EXCERPT PROVIDED START
2017: shows of the year
Perverelist, Steevio & Suzybee at ://about:blank
I’ll level with you: I had a weekend in Berlin, and I meant to go to Berghain. But a huge & static mine at 0100 lead me to about:blank. I knew Perverelist would be at least good – he was great. I was skeptical about Steevio & Suzybee – instead of bringing hippie noodling, they summoned up super tight, Mathew-Jonson-esq techno. And, of course, Berlin never lets me down.
Jlin & Foodman at Brooklyn Bazaar
I hope I’ve talked about Jlin enough that you know she is amazing – and she was. Jlin is maybe post-footwork … whereas Foodman adds at least one more “post”. He also stole the show a bit, if the dude in front of me shouting “Future of music!” was any indication. Beats that you can’t count, weird FM melodies, production so clean it becomes polite, and so on.
EXCERPT PROVIDED END
> [WHAT THIS TASK INVOLVES]
Copy out the whole "2017: shows of the year" piece above word for word, from its heading through its last sentence.
STORED DATA START
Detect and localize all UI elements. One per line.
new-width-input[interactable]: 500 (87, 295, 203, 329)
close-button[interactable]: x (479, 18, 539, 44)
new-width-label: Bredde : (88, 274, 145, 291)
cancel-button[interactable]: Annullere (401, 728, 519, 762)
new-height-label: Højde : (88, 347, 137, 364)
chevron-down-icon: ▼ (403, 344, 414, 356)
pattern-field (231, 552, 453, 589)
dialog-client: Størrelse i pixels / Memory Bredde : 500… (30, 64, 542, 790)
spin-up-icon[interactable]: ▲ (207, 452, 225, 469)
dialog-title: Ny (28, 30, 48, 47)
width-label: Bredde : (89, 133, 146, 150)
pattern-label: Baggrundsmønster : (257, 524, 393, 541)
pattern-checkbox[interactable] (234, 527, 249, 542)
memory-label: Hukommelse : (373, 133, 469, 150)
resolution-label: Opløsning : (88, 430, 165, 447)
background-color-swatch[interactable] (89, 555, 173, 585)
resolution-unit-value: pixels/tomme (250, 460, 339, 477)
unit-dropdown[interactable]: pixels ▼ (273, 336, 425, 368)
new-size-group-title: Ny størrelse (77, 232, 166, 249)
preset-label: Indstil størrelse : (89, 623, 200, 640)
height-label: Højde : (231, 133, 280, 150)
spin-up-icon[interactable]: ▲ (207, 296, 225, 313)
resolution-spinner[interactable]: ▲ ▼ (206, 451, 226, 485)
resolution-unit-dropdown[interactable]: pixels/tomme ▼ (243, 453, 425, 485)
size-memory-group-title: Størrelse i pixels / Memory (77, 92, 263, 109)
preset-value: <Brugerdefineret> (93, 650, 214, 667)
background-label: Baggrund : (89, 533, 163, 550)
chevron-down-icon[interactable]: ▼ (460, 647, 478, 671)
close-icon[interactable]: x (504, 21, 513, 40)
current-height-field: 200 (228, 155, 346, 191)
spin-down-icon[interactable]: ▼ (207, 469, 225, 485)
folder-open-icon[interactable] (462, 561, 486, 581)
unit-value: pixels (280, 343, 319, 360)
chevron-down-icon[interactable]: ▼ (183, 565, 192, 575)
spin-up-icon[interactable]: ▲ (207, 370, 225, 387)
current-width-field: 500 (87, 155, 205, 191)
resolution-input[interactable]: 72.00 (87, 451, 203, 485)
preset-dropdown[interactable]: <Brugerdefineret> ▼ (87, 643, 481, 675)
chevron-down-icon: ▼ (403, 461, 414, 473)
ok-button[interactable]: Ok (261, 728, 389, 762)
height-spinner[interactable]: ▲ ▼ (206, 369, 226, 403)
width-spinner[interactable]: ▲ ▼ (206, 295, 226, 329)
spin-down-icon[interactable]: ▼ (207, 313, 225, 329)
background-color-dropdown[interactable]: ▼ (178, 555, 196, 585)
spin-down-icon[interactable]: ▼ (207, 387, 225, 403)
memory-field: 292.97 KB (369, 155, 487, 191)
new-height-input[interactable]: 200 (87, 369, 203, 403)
STORED DATA END
> [REPLY]
2017: shows of the year
Perverelist, Steevio & Suzybee at ://about:blank
I’ll level with you: I had a weekend in Berlin, and I meant to go to Berghain. But a huge & static mine at 0100 lead me to about:blank. I knew Perverelist would be at least good – he was great. I was skeptical about Steevio & Suzybee – instead of bringing hippie noodling, they summoned up super tight, Mathew-Jonson-esq techno. And, of course, Berlin never lets me down.
Jlin & Foodman at Brooklyn Bazaar
I hope I’ve talked about Jlin enough that you know she is amazing – and she was. Jlin is maybe post-footwork … whereas Foodman adds at least one more “post”. He also stole the show a bit, if the dude in front of me shouting “Future of music!” was any indication. Beats that you can’t count, weird FM melodies, production so clean it becomes polite, and so on.